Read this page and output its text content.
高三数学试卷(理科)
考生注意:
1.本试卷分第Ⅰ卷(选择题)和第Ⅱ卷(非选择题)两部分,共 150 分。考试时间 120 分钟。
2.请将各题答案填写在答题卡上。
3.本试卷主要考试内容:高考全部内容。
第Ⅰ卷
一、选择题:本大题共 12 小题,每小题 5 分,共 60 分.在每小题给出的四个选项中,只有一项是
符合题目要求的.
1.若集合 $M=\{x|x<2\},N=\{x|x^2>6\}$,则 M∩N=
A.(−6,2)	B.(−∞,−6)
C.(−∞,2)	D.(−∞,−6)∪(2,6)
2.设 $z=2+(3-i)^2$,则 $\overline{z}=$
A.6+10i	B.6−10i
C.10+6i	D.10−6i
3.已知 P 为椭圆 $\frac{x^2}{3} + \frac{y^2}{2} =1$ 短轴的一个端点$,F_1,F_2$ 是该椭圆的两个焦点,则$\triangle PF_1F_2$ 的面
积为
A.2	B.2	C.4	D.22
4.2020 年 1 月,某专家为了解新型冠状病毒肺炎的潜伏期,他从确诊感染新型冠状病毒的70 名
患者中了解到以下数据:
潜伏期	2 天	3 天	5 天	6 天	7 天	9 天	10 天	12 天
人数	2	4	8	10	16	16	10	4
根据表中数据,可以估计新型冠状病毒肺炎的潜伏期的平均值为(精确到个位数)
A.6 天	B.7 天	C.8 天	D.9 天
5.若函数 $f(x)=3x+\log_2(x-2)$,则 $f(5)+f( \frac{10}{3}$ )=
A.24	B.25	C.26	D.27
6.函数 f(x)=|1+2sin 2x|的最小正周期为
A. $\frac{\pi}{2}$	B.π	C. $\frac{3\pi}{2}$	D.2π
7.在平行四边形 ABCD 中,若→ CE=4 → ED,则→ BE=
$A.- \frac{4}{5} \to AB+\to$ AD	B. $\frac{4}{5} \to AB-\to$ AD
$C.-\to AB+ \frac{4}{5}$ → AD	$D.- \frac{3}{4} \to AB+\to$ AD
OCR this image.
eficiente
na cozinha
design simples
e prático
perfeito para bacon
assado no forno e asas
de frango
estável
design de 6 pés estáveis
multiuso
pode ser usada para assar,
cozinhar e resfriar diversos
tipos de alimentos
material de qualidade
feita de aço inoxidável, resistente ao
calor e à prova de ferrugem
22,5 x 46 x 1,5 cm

----

Exercise goal » Write out the full set of records exactly as given.

Completed exercise »
Read this page and output its text content.
高三数学试卷(理科)
考生注意:
1.本试卷分第Ⅰ卷(选择题)和第Ⅱ卷(非选择题)两部分,共 150 分。考试时间 120 分钟。
2.请将各题答案填写在答题卡上。
3.本试卷主要考试内容:高考全部内容。
第Ⅰ卷
一、选择题:本大题共 12 小题,每小题 5 分,共 60 分.在每小题给出的四个选项中,只有一项是
符合题目要求的.
1.若集合 $M=\{x|x<2\},N=\{x|x^2>6\}$,则 M∩N=
A.(−6,2)	B.(−∞,−6)
C.(−∞,2)	D.(−∞,−6)∪(2,6)
2.设 $z=2+(3-i)^2$,则 $\overline{z}=$
A.6+10i	B.6−10i
C.10+6i	D.10−6i
3.已知 P 为椭圆 $\frac{x^2}{3} + \frac{y^2}{2} =1$ 短轴的一个端点$,F_1,F_2$ 是该椭圆的两个焦点,则$\triangle PF_1F_2$ 的面
积为
A.2	B.2	C.4	D.22
4.2020 年 1 月,某专家为了解新型冠状病毒肺炎的潜伏期,他从确诊感染新型冠状病毒的70 名
患者中了解到以下数据:
潜伏期	2 天	3 天	5 天	6 天	7 天	9 天	10 天	12 天
人数	2	4	8	10	16	16	10	4
根据表中数据,可以估计新型冠状病毒肺炎的潜伏期的平均值为(精确到个位数)
A.6 天	B.7 天	C.8 天	D.9 天
5.若函数 $f(x)=3x+\log_2(x-2)$,则 $f(5)+f( \frac{10}{3}$ )=
A.24	B.25	C.26	D.27
6.函数 f(x)=|1+2sin 2x|的最小正周期为
A. $\frac{\pi}{2}$	B.π	C. $\frac{3\pi}{2}$	D.2π
7.在平行四边形 ABCD 中,若→ CE=4 → ED,则→ BE=
$A.- \frac{4}{5} \to AB+\to$ AD	B. $\frac{4}{5} \to AB-\to$ AD
$C.-\to AB+ \frac{4}{5}$ → AD	$D.- \frac{3}{4} \to AB+\to$ AD
OCR this image.
eficiente
na cozinha
design simples
e prático
perfeito para bacon
assado no forno e asas
de frango
estável
design de 6 pés estáveis
multiuso
pode ser usada para assar,
cozinhar e resfriar diversos
tipos de alimentos
material de qualidade
feita de aço inoxidável, resistente ao
calor e à prova de ferrugem
22,5 x 46 x 1,5 cm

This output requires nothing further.